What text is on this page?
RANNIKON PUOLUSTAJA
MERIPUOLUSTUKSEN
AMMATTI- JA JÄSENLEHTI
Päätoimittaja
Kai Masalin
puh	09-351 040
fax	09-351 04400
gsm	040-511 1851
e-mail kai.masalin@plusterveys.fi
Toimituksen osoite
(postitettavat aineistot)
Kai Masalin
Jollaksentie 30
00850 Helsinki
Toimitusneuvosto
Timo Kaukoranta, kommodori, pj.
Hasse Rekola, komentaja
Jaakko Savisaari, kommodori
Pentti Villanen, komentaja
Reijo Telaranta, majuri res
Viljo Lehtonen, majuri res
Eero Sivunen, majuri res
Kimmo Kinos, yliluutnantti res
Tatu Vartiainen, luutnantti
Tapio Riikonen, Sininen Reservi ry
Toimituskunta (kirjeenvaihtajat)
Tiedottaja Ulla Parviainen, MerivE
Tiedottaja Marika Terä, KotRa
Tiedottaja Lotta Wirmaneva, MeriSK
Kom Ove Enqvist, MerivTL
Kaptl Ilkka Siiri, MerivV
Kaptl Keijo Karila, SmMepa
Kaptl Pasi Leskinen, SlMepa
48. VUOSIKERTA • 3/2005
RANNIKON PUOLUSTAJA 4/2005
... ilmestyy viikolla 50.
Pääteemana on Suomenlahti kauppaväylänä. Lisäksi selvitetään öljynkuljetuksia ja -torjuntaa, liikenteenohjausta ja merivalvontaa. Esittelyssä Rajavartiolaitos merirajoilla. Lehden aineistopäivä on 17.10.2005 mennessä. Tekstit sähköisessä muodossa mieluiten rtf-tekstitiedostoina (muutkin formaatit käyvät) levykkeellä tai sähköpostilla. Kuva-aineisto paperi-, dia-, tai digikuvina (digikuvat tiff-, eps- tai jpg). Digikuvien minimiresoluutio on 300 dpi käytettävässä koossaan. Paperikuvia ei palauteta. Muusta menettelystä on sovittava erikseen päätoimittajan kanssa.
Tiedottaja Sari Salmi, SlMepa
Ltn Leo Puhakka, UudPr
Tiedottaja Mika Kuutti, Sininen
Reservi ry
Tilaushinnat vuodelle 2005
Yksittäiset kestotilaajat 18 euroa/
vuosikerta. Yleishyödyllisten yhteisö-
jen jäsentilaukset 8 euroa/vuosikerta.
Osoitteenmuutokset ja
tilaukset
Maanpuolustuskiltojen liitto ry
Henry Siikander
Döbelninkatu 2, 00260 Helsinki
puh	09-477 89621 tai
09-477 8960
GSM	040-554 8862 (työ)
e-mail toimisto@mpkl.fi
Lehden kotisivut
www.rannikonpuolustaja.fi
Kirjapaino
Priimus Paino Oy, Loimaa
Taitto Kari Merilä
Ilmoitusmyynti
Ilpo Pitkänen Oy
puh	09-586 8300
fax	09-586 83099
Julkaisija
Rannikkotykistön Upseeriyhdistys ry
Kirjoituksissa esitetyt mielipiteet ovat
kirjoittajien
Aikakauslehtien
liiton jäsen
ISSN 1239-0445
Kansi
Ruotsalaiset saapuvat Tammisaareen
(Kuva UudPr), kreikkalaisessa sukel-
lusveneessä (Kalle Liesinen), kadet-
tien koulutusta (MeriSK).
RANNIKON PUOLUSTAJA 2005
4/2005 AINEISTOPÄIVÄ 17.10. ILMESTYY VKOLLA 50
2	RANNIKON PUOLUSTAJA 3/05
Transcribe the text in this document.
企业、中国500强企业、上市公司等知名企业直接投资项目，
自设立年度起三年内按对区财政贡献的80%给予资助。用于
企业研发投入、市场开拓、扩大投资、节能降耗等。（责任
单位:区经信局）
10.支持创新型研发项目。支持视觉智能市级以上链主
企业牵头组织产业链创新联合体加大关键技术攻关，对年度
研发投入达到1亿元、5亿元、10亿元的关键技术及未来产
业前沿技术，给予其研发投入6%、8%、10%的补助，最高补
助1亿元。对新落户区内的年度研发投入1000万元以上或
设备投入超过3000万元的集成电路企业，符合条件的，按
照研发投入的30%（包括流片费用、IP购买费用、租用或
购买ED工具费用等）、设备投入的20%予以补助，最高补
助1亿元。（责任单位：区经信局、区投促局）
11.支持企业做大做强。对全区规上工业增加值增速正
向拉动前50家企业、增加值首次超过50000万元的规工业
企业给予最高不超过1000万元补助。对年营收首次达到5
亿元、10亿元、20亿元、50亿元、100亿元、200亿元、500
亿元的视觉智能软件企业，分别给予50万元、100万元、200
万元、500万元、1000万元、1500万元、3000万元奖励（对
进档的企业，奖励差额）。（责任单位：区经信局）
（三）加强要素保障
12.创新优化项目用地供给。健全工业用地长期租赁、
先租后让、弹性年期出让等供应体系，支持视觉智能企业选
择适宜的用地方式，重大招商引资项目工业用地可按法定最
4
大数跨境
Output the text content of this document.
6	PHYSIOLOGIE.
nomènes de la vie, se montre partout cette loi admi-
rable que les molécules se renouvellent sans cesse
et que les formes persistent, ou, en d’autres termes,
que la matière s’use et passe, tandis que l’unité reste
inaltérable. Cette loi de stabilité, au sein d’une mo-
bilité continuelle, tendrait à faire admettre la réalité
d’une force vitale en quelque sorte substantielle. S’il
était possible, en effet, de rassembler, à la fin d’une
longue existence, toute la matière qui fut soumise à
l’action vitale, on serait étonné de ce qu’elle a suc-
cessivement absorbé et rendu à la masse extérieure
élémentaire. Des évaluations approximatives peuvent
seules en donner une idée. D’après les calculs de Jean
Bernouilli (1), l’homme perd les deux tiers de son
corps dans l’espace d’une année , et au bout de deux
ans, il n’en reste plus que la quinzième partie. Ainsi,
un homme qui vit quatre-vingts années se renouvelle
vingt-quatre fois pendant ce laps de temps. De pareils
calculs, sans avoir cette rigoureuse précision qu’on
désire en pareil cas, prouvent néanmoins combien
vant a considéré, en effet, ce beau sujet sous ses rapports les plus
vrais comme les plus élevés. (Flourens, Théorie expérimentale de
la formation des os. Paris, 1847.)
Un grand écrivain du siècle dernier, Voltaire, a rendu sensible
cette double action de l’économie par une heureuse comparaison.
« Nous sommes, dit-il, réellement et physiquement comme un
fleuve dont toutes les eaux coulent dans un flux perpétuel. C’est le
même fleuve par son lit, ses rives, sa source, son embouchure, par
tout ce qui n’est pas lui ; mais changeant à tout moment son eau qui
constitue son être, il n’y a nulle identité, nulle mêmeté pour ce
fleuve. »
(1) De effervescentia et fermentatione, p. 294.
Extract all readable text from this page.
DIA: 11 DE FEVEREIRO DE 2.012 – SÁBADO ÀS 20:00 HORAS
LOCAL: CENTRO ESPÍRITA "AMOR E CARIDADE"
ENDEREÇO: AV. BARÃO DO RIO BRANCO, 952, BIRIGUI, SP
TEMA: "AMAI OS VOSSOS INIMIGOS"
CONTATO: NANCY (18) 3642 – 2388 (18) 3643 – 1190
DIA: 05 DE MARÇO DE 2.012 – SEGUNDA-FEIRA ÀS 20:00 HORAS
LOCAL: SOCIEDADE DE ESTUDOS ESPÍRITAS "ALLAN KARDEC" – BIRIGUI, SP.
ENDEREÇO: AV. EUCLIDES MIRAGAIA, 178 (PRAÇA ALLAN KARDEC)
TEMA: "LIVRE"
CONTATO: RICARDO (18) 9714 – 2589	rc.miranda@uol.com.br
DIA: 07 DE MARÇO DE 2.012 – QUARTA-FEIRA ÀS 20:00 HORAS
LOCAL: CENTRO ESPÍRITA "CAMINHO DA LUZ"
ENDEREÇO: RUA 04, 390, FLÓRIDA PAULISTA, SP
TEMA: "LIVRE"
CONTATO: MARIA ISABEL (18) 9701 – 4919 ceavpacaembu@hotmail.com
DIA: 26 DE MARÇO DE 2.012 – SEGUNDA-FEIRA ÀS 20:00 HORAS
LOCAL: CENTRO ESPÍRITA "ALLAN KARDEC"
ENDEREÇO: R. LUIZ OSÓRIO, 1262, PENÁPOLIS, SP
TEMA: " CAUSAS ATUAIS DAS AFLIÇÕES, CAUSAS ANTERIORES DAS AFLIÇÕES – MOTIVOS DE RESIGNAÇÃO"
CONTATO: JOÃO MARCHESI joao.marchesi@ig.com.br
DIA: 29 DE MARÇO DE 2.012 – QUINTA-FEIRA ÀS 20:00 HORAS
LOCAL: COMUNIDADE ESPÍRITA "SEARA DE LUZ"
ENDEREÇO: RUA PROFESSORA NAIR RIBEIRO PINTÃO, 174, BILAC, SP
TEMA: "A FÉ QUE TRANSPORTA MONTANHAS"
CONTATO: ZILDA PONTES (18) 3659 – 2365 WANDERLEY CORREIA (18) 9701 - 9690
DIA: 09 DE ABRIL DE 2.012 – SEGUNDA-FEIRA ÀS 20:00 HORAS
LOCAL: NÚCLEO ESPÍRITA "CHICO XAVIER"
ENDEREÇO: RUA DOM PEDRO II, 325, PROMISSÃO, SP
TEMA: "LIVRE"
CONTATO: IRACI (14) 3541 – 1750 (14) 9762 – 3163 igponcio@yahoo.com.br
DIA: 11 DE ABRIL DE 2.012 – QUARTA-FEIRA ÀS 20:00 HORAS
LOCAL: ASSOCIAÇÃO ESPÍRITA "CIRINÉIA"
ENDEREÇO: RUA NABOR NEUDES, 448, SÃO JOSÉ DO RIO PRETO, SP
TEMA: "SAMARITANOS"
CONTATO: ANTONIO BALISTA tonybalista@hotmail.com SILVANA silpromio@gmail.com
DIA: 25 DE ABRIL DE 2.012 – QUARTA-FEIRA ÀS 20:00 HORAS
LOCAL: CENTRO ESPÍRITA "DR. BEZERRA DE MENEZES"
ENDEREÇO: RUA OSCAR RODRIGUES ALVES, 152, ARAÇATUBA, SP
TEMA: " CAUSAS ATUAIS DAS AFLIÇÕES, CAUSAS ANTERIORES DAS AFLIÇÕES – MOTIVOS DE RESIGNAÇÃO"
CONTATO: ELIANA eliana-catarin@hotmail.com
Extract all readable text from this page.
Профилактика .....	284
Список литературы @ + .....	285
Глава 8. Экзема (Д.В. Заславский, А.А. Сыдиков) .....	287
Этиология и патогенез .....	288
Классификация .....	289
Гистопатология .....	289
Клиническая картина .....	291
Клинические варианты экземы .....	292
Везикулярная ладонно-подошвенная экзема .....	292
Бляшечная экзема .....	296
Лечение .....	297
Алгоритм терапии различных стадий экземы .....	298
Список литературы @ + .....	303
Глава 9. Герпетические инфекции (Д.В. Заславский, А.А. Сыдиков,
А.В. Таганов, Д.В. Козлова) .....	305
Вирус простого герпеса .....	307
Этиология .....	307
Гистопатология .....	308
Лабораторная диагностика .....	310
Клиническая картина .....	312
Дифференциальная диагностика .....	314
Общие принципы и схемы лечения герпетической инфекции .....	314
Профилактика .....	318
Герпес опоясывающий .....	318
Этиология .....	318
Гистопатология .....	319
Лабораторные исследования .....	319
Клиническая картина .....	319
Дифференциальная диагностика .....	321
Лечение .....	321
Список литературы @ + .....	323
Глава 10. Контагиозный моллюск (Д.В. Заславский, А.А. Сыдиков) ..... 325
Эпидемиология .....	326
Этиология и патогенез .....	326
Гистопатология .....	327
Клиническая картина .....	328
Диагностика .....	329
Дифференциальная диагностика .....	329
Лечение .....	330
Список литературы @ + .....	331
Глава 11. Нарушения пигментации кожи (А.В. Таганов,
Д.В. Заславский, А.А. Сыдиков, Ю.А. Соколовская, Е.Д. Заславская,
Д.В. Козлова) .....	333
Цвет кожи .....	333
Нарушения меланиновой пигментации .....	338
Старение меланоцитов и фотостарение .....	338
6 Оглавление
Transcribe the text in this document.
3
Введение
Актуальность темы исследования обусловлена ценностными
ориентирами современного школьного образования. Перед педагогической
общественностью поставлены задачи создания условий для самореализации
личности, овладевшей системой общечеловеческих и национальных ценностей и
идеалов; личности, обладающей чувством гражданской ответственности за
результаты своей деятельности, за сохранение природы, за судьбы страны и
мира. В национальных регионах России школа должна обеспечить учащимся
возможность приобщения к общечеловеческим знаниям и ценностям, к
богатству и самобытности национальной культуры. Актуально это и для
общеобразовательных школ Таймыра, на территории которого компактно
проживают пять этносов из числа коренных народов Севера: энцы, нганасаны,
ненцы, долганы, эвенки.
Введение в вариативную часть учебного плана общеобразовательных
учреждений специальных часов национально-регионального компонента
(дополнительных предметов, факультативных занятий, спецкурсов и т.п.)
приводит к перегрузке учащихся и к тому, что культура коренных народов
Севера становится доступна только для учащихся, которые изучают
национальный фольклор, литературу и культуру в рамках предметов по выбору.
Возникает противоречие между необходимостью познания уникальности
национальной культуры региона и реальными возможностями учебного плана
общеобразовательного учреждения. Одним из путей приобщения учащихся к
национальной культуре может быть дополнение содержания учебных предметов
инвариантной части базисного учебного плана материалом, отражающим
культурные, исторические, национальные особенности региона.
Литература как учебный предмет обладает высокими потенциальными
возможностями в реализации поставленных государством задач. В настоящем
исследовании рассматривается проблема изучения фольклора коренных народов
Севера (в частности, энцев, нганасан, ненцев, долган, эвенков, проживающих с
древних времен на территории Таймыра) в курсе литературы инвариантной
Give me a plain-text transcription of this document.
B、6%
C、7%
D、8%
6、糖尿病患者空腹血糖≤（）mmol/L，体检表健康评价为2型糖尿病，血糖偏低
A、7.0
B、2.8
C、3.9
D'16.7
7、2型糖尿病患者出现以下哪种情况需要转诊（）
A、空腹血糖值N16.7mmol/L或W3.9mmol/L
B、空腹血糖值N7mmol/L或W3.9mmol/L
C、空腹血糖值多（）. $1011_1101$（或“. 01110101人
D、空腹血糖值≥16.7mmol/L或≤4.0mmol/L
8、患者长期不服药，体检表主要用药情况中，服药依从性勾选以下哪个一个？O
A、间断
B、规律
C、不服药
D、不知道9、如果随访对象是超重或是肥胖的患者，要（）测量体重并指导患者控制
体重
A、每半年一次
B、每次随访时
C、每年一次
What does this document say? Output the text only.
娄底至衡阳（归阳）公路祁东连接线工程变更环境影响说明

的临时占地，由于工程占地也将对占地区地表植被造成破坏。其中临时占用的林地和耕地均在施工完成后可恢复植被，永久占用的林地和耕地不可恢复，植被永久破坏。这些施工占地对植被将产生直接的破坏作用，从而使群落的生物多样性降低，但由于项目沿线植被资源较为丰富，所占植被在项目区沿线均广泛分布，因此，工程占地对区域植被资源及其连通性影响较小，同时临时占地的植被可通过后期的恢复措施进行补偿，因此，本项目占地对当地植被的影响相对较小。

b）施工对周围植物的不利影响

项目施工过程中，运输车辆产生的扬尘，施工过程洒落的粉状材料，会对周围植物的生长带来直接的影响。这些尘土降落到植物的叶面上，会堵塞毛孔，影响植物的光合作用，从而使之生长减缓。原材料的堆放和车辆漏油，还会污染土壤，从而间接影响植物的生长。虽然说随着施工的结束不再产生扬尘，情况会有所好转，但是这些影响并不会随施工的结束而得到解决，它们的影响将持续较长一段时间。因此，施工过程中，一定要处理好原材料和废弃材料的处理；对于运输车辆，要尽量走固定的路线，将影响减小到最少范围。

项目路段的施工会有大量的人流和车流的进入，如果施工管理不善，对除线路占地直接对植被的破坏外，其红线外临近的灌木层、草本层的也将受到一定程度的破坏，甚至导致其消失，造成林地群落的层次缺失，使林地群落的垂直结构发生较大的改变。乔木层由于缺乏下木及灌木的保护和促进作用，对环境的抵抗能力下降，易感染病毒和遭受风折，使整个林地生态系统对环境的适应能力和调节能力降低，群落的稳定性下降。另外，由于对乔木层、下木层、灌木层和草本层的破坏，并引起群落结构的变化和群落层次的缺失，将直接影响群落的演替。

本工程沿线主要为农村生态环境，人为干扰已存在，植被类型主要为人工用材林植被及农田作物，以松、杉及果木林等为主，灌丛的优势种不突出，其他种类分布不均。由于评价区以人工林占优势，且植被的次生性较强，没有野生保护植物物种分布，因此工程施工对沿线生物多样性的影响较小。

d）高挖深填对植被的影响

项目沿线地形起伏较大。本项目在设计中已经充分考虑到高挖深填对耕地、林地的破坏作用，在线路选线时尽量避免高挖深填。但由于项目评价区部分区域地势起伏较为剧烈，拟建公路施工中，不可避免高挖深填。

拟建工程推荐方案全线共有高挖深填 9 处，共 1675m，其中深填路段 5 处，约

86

Goal: Return a copy of every line that includes the word "Reservi".

Finished task:
Tapio Riikonen, Sininen Reservi ry
Reservi ry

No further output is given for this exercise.